Given task:
Report, word for word, every line of the material that contains "grid".

### Input rows ###

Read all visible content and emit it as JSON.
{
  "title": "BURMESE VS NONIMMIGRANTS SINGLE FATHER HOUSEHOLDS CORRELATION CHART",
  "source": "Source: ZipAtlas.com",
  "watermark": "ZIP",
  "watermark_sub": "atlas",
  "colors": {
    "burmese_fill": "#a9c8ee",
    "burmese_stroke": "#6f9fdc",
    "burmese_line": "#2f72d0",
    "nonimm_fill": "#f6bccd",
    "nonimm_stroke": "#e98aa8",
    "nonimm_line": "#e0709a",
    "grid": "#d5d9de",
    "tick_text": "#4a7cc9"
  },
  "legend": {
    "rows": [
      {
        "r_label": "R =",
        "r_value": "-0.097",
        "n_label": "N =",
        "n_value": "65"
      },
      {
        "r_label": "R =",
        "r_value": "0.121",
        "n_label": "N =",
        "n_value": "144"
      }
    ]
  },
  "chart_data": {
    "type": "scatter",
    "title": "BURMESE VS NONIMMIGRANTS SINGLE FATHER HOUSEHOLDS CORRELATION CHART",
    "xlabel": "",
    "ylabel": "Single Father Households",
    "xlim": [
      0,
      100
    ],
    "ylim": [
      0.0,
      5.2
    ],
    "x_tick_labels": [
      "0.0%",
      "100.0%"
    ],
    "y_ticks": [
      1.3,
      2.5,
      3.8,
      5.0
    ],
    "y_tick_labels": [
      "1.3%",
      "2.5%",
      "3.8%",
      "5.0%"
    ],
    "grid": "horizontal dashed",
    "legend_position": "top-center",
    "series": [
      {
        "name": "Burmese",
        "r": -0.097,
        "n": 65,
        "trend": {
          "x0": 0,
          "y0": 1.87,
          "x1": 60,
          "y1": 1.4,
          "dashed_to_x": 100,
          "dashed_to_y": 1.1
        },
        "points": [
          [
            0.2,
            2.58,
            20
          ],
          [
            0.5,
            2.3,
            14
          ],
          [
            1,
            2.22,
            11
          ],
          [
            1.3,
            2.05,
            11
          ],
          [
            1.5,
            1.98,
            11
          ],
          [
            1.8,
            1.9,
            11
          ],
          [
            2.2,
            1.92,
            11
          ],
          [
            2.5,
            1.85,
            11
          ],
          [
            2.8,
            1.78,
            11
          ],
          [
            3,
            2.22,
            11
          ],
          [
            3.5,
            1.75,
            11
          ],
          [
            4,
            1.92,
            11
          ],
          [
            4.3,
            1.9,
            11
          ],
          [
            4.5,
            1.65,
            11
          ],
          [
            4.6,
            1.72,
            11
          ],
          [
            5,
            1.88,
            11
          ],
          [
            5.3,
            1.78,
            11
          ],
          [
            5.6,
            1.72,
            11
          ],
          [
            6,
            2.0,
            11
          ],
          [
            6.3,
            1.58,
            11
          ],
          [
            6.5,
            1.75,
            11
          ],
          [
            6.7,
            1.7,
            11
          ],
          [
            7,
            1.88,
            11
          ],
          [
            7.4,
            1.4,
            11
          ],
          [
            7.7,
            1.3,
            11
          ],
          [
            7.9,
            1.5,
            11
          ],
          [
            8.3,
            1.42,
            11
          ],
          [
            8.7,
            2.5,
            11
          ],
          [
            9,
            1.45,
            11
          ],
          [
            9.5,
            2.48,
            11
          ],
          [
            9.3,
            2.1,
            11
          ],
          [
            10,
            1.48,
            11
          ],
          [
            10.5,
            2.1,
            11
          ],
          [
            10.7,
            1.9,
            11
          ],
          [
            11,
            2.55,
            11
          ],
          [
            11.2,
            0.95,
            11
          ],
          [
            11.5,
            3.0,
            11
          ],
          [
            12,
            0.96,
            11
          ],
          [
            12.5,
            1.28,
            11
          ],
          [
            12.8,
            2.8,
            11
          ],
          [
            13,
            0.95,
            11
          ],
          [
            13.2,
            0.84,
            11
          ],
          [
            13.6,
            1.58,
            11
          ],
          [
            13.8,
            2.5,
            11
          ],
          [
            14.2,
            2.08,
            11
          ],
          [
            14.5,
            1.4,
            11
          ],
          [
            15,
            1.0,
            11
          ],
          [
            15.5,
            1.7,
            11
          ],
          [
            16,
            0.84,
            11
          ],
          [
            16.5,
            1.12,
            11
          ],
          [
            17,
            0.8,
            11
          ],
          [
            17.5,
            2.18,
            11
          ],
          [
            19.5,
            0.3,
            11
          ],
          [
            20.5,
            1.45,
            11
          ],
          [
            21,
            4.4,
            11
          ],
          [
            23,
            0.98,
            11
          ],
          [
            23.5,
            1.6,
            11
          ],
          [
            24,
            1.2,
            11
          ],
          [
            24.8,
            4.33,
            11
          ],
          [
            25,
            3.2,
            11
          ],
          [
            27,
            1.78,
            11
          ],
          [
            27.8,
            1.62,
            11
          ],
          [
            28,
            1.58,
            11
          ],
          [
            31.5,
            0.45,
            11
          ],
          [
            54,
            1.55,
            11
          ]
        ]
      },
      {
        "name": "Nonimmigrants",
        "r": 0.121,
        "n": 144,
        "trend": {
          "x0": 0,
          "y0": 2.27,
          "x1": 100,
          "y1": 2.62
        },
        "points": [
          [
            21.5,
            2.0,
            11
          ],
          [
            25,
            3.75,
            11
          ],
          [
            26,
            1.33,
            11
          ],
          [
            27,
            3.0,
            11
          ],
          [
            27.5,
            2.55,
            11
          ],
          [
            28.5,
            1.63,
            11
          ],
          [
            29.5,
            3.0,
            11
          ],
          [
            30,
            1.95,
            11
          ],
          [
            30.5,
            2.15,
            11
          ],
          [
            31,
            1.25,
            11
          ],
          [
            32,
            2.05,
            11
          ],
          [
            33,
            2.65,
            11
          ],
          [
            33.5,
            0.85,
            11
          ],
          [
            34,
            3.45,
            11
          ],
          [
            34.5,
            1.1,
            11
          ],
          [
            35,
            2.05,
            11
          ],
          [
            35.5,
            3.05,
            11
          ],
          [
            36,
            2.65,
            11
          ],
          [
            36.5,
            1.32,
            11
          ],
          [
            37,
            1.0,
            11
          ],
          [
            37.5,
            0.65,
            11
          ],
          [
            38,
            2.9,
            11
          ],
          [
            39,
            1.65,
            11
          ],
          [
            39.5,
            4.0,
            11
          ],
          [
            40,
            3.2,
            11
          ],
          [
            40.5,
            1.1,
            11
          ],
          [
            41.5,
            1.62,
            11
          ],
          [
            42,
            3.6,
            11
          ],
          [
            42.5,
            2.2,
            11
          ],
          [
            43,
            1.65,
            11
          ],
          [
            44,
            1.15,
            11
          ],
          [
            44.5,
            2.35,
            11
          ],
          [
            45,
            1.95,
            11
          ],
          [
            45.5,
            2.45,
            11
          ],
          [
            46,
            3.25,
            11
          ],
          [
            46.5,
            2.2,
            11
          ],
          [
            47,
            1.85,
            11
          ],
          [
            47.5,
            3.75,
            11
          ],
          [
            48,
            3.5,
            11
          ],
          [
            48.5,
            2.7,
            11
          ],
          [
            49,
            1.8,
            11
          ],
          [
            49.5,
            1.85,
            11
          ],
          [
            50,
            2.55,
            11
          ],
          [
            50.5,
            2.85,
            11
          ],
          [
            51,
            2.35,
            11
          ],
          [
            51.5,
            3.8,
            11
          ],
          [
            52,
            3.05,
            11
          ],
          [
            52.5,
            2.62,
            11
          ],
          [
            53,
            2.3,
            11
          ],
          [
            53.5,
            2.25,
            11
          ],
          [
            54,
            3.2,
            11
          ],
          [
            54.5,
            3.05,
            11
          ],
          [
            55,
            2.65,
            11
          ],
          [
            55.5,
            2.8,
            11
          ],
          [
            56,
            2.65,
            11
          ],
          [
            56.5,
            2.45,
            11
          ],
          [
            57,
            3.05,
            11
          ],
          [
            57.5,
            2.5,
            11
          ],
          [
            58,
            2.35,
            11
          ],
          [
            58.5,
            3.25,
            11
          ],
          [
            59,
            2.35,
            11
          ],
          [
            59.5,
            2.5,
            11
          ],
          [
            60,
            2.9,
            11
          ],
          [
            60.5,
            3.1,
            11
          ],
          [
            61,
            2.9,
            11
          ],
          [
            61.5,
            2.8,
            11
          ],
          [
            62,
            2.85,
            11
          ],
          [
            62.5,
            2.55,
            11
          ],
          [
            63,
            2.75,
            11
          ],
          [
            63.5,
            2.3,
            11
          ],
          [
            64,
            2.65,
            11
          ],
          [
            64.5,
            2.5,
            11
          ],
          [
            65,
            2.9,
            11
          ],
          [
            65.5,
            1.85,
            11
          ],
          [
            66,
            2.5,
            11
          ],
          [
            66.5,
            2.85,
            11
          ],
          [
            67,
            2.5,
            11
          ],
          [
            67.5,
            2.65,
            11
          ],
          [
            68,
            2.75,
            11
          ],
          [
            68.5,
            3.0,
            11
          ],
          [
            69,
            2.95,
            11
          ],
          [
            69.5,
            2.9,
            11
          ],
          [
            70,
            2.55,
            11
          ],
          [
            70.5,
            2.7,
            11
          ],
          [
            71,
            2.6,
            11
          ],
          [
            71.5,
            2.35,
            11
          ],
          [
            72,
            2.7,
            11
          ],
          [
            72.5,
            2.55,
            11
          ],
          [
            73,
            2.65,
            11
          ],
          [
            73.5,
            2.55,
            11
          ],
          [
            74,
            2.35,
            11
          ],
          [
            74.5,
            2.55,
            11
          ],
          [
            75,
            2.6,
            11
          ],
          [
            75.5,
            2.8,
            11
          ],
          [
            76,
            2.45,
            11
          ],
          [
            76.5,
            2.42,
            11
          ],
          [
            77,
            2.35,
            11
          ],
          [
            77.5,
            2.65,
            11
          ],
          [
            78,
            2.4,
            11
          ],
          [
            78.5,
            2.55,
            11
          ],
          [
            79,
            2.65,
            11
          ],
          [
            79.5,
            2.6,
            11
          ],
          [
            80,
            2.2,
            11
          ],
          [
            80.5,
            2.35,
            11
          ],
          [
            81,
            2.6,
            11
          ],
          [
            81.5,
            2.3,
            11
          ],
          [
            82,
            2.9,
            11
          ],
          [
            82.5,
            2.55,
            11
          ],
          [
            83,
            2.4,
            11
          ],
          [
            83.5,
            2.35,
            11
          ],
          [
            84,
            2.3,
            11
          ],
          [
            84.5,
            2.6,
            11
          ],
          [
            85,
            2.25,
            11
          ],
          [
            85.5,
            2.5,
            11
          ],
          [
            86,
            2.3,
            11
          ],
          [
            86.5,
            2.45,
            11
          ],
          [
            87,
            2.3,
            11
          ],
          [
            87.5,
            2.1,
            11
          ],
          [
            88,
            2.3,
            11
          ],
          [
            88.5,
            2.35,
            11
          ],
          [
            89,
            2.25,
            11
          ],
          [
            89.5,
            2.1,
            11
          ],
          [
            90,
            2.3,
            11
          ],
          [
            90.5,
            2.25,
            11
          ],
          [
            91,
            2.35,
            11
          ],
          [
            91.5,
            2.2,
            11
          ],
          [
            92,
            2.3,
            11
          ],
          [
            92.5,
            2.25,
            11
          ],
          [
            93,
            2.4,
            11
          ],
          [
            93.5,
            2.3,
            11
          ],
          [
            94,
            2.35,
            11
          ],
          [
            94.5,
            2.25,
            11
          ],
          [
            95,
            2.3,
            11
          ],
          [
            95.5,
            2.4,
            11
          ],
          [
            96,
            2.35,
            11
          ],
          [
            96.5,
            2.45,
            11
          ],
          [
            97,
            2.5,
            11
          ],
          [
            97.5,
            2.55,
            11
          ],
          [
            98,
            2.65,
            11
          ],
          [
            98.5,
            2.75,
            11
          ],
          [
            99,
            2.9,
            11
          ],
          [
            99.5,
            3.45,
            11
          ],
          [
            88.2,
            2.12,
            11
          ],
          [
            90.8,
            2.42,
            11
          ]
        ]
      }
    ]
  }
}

###

Output:
    "grid": "#d5d9de",
    "grid": "horizontal dashed",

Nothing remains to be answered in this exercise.